**JOB**
In this exercise, reproduce all the entries that follow exactly.

(Stored records)
↓

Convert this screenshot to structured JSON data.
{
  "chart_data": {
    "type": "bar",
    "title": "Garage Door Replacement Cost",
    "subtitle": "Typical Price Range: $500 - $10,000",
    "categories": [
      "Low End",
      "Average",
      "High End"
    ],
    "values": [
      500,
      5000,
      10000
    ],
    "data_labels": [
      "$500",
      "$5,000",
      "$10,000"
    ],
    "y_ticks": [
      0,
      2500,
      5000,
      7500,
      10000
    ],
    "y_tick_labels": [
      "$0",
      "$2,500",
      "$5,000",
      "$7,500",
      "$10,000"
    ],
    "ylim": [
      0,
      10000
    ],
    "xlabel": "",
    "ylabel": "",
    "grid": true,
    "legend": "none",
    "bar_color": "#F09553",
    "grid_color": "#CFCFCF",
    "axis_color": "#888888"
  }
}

↑

**RESPONSE TO THIS EXERCISE**
Convert this screenshot to structured JSON data.
{
  "chart_data": {
    "type": "bar",
    "title": "Garage Door Replacement Cost",
    "subtitle": "Typical Price Range: $500 - $10,000",
    "categories": [
      "Low End",
      "Average",
      "High End"
    ],
    "values": [
      500,
      5000,
      10000
    ],
    "data_labels": [
      "$500",
      "$5,000",
      "$10,000"
    ],
    "y_ticks": [
      0,
      2500,
      5000,
      7500,
      10000
    ],
    "y_tick_labels": [
      "$0",
      "$2,500",
      "$5,000",
      "$7,500",
      "$10,000"
    ],
    "ylim": [
      0,
      10000
    ],
    "xlabel": "",
    "ylabel": "",
    "grid": true,
    "legend": "none",
    "bar_color": "#F09553",
    "grid_color": "#CFCFCF",
    "axis_color": "#888888"
  }
}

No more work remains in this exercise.